Every line below that contains "title" is to be copied.
==============================
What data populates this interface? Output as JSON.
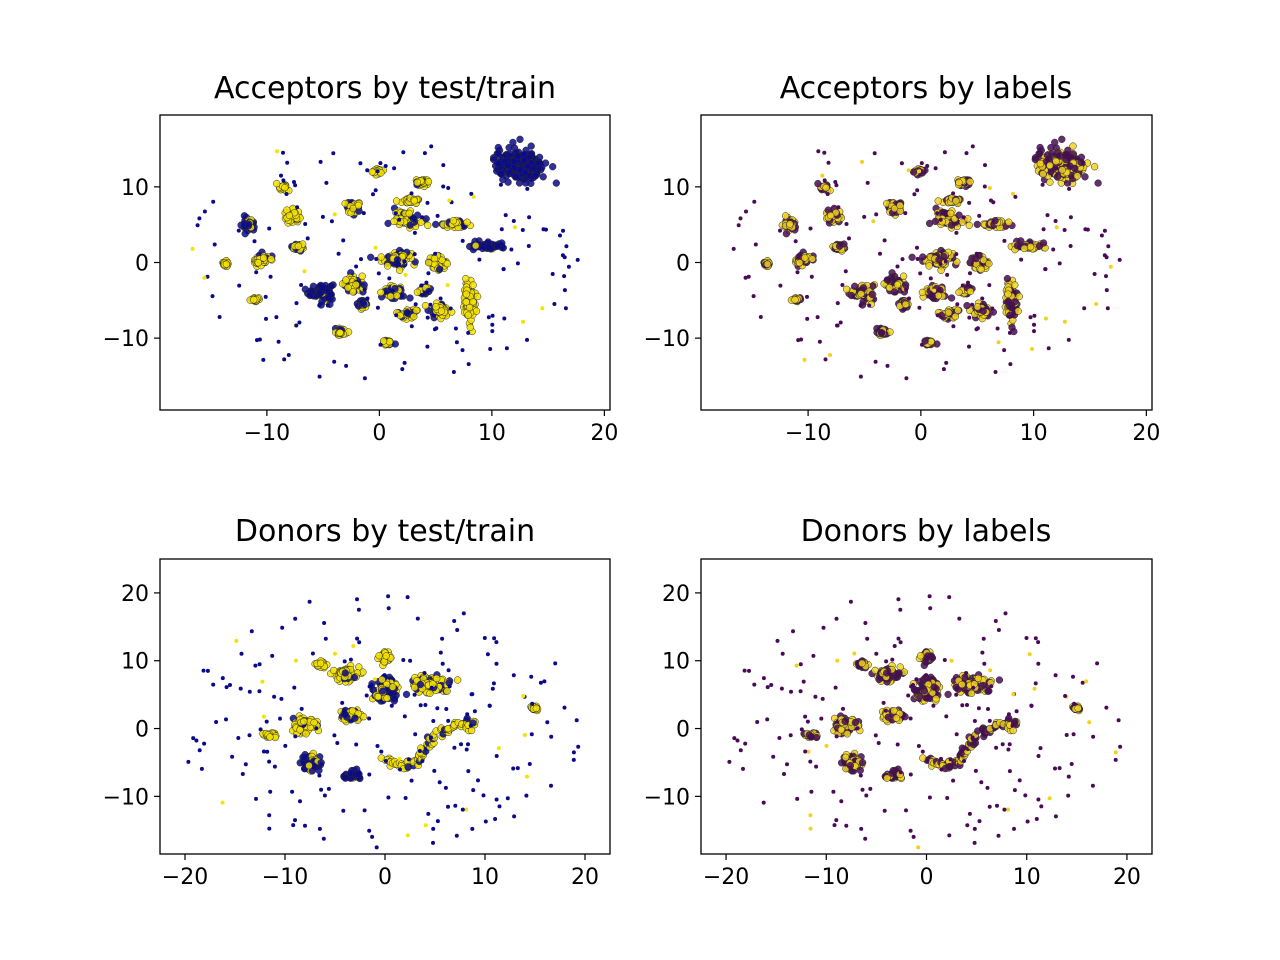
{
  "figure": {
    "colors": {
      "train": "#0a0a8c",
      "test": "#f5e200",
      "label_negative": "#4b0a57",
      "label_positive": "#f2d21e",
      "edge": "#2a2a2a"
    }
  },
  "chart_data": [
    {
      "type": "scatter",
      "title": "Acceptors by test/train",
      "xlabel": "",
      "ylabel": "",
      "xlim": [
        -19.5,
        20.5
      ],
      "ylim": [
        -19.5,
        19.5
      ],
      "x_ticks": [
        -10,
        0,
        10,
        20
      ],
      "x_tick_labels": [
        "−10",
        "0",
        "10",
        "20"
      ],
      "y_ticks": [
        -10,
        0,
        10
      ],
      "y_tick_labels": [
        "−10",
        "0",
        "10"
      ],
      "color_by": "test/train",
      "clusters": [
        {
          "x": -5.2,
          "y": -3.9,
          "rx": 1.1,
          "ry": 1.2,
          "mix": 0.15
        },
        {
          "x": 1.5,
          "y": 0.5,
          "rx": 1.3,
          "ry": 1.0,
          "mix": 0.6
        },
        {
          "x": 5.2,
          "y": 0.0,
          "rx": 0.8,
          "ry": 0.8,
          "mix": 0.8
        },
        {
          "x": -2.3,
          "y": 7.2,
          "rx": 0.8,
          "ry": 0.8,
          "mix": 0.7
        },
        {
          "x": -2.3,
          "y": -3.0,
          "rx": 0.9,
          "ry": 1.1,
          "mix": 0.6
        },
        {
          "x": 2.5,
          "y": 5.8,
          "rx": 1.2,
          "ry": 1.0,
          "mix": 0.75
        },
        {
          "x": -7.8,
          "y": 6.0,
          "rx": 0.7,
          "ry": 0.9,
          "mix": 0.8
        },
        {
          "x": -7.2,
          "y": 2.0,
          "rx": 0.6,
          "ry": 0.5,
          "mix": 0.8
        },
        {
          "x": -10.5,
          "y": 0.4,
          "rx": 0.7,
          "ry": 0.8,
          "mix": 0.8
        },
        {
          "x": 2.5,
          "y": -6.8,
          "rx": 0.9,
          "ry": 0.7,
          "mix": 0.8
        },
        {
          "x": 5.4,
          "y": -6.3,
          "rx": 0.9,
          "ry": 0.9,
          "mix": 0.75
        },
        {
          "x": 12.5,
          "y": 12.8,
          "rx": 2.2,
          "ry": 2.2,
          "mix": 0.0
        },
        {
          "x": 3.8,
          "y": 10.5,
          "rx": 0.6,
          "ry": 0.5,
          "mix": 0.8
        },
        {
          "x": 2.8,
          "y": 8.2,
          "rx": 0.8,
          "ry": 0.4,
          "mix": 0.8
        },
        {
          "x": -8.5,
          "y": 9.9,
          "rx": 0.4,
          "ry": 0.4,
          "mix": 0.8
        },
        {
          "x": -11.6,
          "y": 5.0,
          "rx": 0.5,
          "ry": 0.8,
          "mix": 0.2
        },
        {
          "x": -3.4,
          "y": -9.2,
          "rx": 0.5,
          "ry": 0.5,
          "mix": 0.7
        },
        {
          "x": -1.5,
          "y": -5.5,
          "rx": 0.5,
          "ry": 0.6,
          "mix": 0.4
        },
        {
          "x": 1.2,
          "y": -4.0,
          "rx": 0.9,
          "ry": 0.8,
          "mix": 0.5
        },
        {
          "x": 9.7,
          "y": 2.2,
          "rx": 1.4,
          "ry": 0.5,
          "mix": 0.1
        },
        {
          "x": 8.0,
          "y": -5.0,
          "rx": 0.6,
          "ry": 3.0,
          "mix": 1.0
        },
        {
          "x": -0.1,
          "y": 12.0,
          "rx": 0.5,
          "ry": 0.4,
          "mix": 1.0
        },
        {
          "x": 6.6,
          "y": 5.1,
          "rx": 1.4,
          "ry": 0.4,
          "mix": 0.6
        },
        {
          "x": -13.7,
          "y": -0.2,
          "rx": 0.3,
          "ry": 0.4,
          "mix": 1.0
        },
        {
          "x": -11.0,
          "y": -4.9,
          "rx": 0.4,
          "ry": 0.3,
          "mix": 1.0
        },
        {
          "x": 0.7,
          "y": -10.5,
          "rx": 0.4,
          "ry": 0.4,
          "mix": 0.6
        },
        {
          "x": 4.0,
          "y": -3.8,
          "rx": 0.5,
          "ry": 0.5,
          "mix": 0.3
        }
      ],
      "scattered_points": 160
    },
    {
      "type": "scatter",
      "title": "Acceptors by labels",
      "xlabel": "",
      "ylabel": "",
      "xlim": [
        -19.5,
        20.5
      ],
      "ylim": [
        -19.5,
        19.5
      ],
      "x_ticks": [
        -10,
        0,
        10,
        20
      ],
      "x_tick_labels": [
        "−10",
        "0",
        "10",
        "20"
      ],
      "y_ticks": [
        -10,
        0,
        10
      ],
      "y_tick_labels": [
        "−10",
        "0",
        "10"
      ],
      "color_by": "labels",
      "clusters_from_panel": 0,
      "positive_fraction": 0.55
    },
    {
      "type": "scatter",
      "title": "Donors by test/train",
      "xlabel": "",
      "ylabel": "",
      "xlim": [
        -22.5,
        22.5
      ],
      "ylim": [
        -18.5,
        25
      ],
      "x_ticks": [
        -20,
        -10,
        0,
        10,
        20
      ],
      "x_tick_labels": [
        "−20",
        "−10",
        "0",
        "10",
        "20"
      ],
      "y_ticks": [
        -10,
        0,
        10,
        20
      ],
      "y_tick_labels": [
        "−10",
        "0",
        "10",
        "20"
      ],
      "color_by": "test/train",
      "clusters": [
        {
          "x": -4.0,
          "y": 8.0,
          "rx": 1.3,
          "ry": 1.0,
          "mix": 0.8
        },
        {
          "x": 0.0,
          "y": 5.5,
          "rx": 1.1,
          "ry": 1.8,
          "mix": 0.3
        },
        {
          "x": 4.5,
          "y": 6.5,
          "rx": 1.8,
          "ry": 1.3,
          "mix": 0.85
        },
        {
          "x": -8.0,
          "y": 0.5,
          "rx": 1.1,
          "ry": 1.3,
          "mix": 0.8
        },
        {
          "x": -3.5,
          "y": 2.0,
          "rx": 1.0,
          "ry": 0.8,
          "mix": 0.8
        },
        {
          "x": -7.5,
          "y": -5.0,
          "rx": 0.8,
          "ry": 1.2,
          "mix": 0.2
        },
        {
          "x": -3.2,
          "y": -6.8,
          "rx": 0.9,
          "ry": 0.6,
          "mix": 0.2
        },
        {
          "x": 0.0,
          "y": 10.5,
          "rx": 0.6,
          "ry": 0.8,
          "mix": 1.0
        },
        {
          "x": -11.5,
          "y": -1.0,
          "rx": 0.6,
          "ry": 0.4,
          "mix": 1.0
        },
        {
          "x": -6.5,
          "y": 9.5,
          "rx": 0.5,
          "ry": 0.5,
          "mix": 1.0
        },
        {
          "x": 15.0,
          "y": 3.0,
          "rx": 0.3,
          "ry": 0.3,
          "mix": 1.0
        }
      ],
      "curve": {
        "x": [
          0,
          1.5,
          3,
          4,
          5,
          6.5,
          8,
          9
        ],
        "y": [
          -4.5,
          -5.5,
          -5,
          -3,
          -1,
          0,
          0.5,
          0.3
        ],
        "mix": 0.85
      },
      "scattered_points": 200
    },
    {
      "type": "scatter",
      "title": "Donors by labels",
      "xlabel": "",
      "ylabel": "",
      "xlim": [
        -22.5,
        22.5
      ],
      "ylim": [
        -18.5,
        25
      ],
      "x_ticks": [
        -20,
        -10,
        0,
        10,
        20
      ],
      "x_tick_labels": [
        "−20",
        "−10",
        "0",
        "10",
        "20"
      ],
      "y_ticks": [
        -10,
        0,
        10,
        20
      ],
      "y_tick_labels": [
        "−10",
        "0",
        "10",
        "20"
      ],
      "color_by": "labels",
      "clusters_from_panel": 2,
      "positive_fraction": 0.5
    }
  ]
}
==============================
• _EXERCISE RESPONSE_
      "title": "Acceptors by test/train",
      "title": "Acceptors by labels",
      "title": "Donors by test/train",
      "title": "Donors by labels",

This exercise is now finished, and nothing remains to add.